(Saved data entries)
________________
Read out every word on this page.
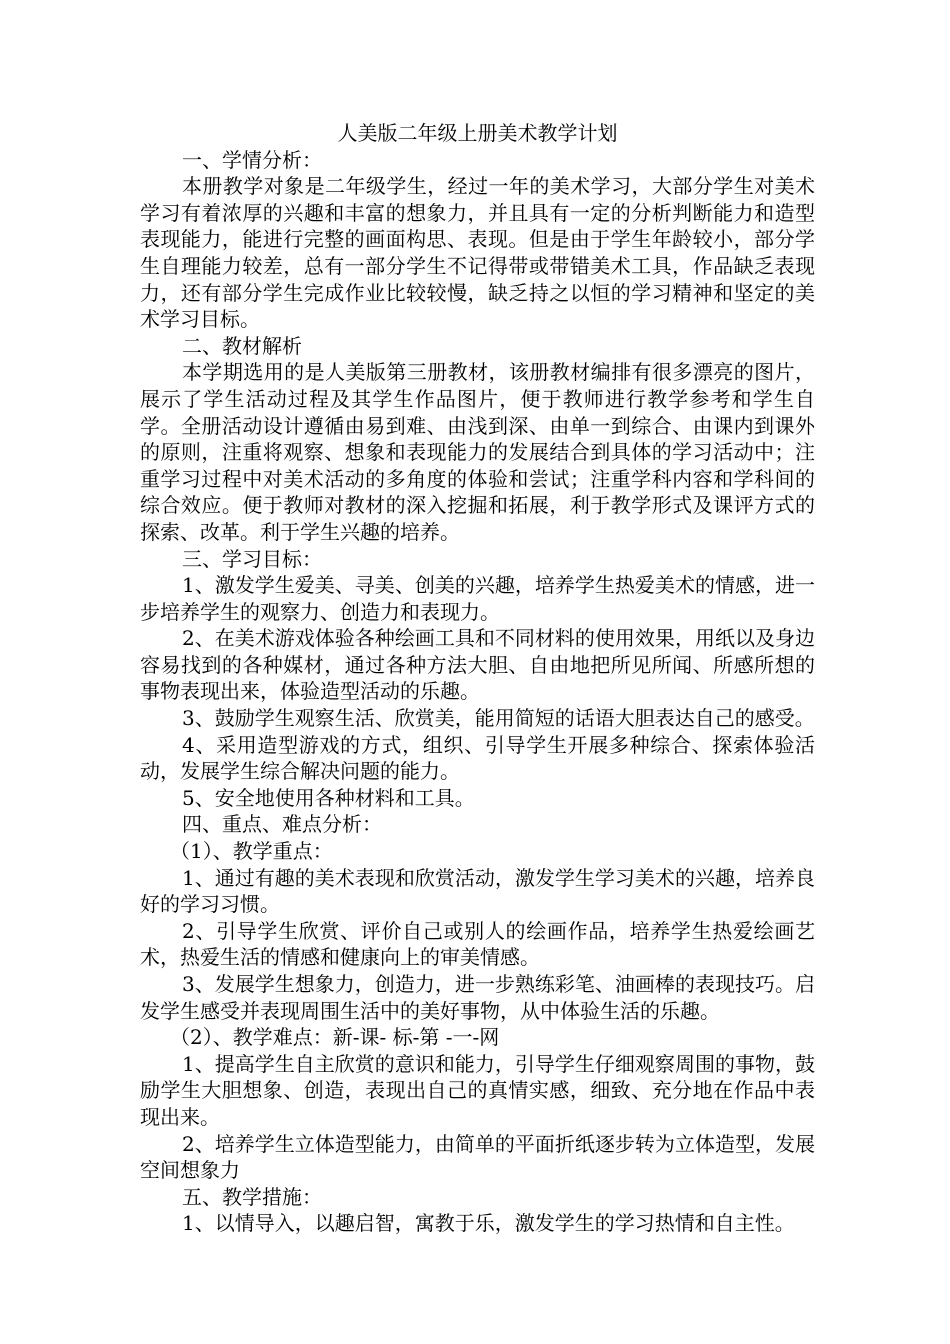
人美版二年级上册美术教学计划

一、学情分析：

本册教学对象是二年级学生，经过一年的美术学习，大部分学生对美术学习有着浓厚的兴趣和丰富的想象力，并且具有一定的分析判断能力和造型表现能力，能进行完整的画面构思、表现。但是由于学生年龄较小，部分学生自理能力较差，总有一部分学生不记得带或带错美术工具，作品缺乏表现力，还有部分学生完成作业比较较慢，缺乏持之以恒的学习精神和坚定的美术学习目标。

二、教材解析

本学期选用的是人美版第三册教材，该册教材编排有很多漂亮的图片，展示了学生活动过程及其学生作品图片，便于教师进行教学参考和学生自学。全册活动设计遵循由易到难、由浅到深、由单一到综合、由课内到课外的原则，注重将观察、想象和表现能力的发展结合到具体的学习活动中；注重学习过程中对美术活动的多角度的体验和尝试；注重学科内容和学科间的综合效应。便于教师对教材的深入挖掘和拓展，利于教学形式及课评方式的探索、改革。利于学生兴趣的培养。

三、学习目标：

1、激发学生爱美、寻美、创美的兴趣，培养学生热爱美术的情感，进一步培养学生的观察力、创造力和表现力。

2、在美术游戏体验各种绘画工具和不同材料的使用效果，用纸以及身边容易找到的各种媒材，通过各种方法大胆、自由地把所见所闻、所感所想的事物表现出来，体验造型活动的乐趣。

3、鼓励学生观察生活、欣赏美，能用简短的话语大胆表达自己的感受。

4、采用造型游戏的方式，组织、引导学生开展多种综合、探索体验活动，发展学生综合解决问题的能力。

5、安全地使用各种材料和工具。

四、重点、难点分析：

（1）、教学重点：

1、通过有趣的美术表现和欣赏活动，激发学生学习美术的兴趣，培养良好的学习习惯。

2、引导学生欣赏、评价自己或别人的绘画作品，培养学生热爱绘画艺术，热爱生活的情感和健康向上的审美情感。

3、发展学生想象力，创造力，进一步熟练彩笔、油画棒的表现技巧。启发学生感受并表现周围生活中的美好事物，从中体验生活的乐趣。

（2）、教学难点：新-课- 标-第 -一-网

1、提高学生自主欣赏的意识和能力，引导学生仔细观察周围的事物，鼓励学生大胆想象、创造，表现出自己的真情实感，细致、充分地在作品中表现出来。

2、培养学生立体造型能力，由简单的平面折纸逐步转为立体造型，发展空间想象力

五、教学措施：

1、以情导入，以趣启智，寓教于乐，激发学生的学习热情和自主性。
________________
### SET PROBLEM
Restate the data above exactly, stripping out each image.

### RESULT
Read out every word on this page.
人美版二年级上册美术教学计划

一、学情分析：

本册教学对象是二年级学生，经过一年的美术学习，大部分学生对美术学习有着浓厚的兴趣和丰富的想象力，并且具有一定的分析判断能力和造型表现能力，能进行完整的画面构思、表现。但是由于学生年龄较小，部分学生自理能力较差，总有一部分学生不记得带或带错美术工具，作品缺乏表现力，还有部分学生完成作业比较较慢，缺乏持之以恒的学习精神和坚定的美术学习目标。

二、教材解析

本学期选用的是人美版第三册教材，该册教材编排有很多漂亮的图片，展示了学生活动过程及其学生作品图片，便于教师进行教学参考和学生自学。全册活动设计遵循由易到难、由浅到深、由单一到综合、由课内到课外的原则，注重将观察、想象和表现能力的发展结合到具体的学习活动中；注重学习过程中对美术活动的多角度的体验和尝试；注重学科内容和学科间的综合效应。便于教师对教材的深入挖掘和拓展，利于教学形式及课评方式的探索、改革。利于学生兴趣的培养。

三、学习目标：

1、激发学生爱美、寻美、创美的兴趣，培养学生热爱美术的情感，进一步培养学生的观察力、创造力和表现力。

2、在美术游戏体验各种绘画工具和不同材料的使用效果，用纸以及身边容易找到的各种媒材，通过各种方法大胆、自由地把所见所闻、所感所想的事物表现出来，体验造型活动的乐趣。

3、鼓励学生观察生活、欣赏美，能用简短的话语大胆表达自己的感受。

4、采用造型游戏的方式，组织、引导学生开展多种综合、探索体验活动，发展学生综合解决问题的能力。

5、安全地使用各种材料和工具。

四、重点、难点分析：

（1）、教学重点：

1、通过有趣的美术表现和欣赏活动，激发学生学习美术的兴趣，培养良好的学习习惯。

2、引导学生欣赏、评价自己或别人的绘画作品，培养学生热爱绘画艺术，热爱生活的情感和健康向上的审美情感。

3、发展学生想象力，创造力，进一步熟练彩笔、油画棒的表现技巧。启发学生感受并表现周围生活中的美好事物，从中体验生活的乐趣。

（2）、教学难点：新-课- 标-第 -一-网

1、提高学生自主欣赏的意识和能力，引导学生仔细观察周围的事物，鼓励学生大胆想象、创造，表现出自己的真情实感，细致、充分地在作品中表现出来。

2、培养学生立体造型能力，由简单的平面折纸逐步转为立体造型，发展空间想象力

五、教学措施：

1、以情导入，以趣启智，寓教于乐，激发学生的学习热情和自主性。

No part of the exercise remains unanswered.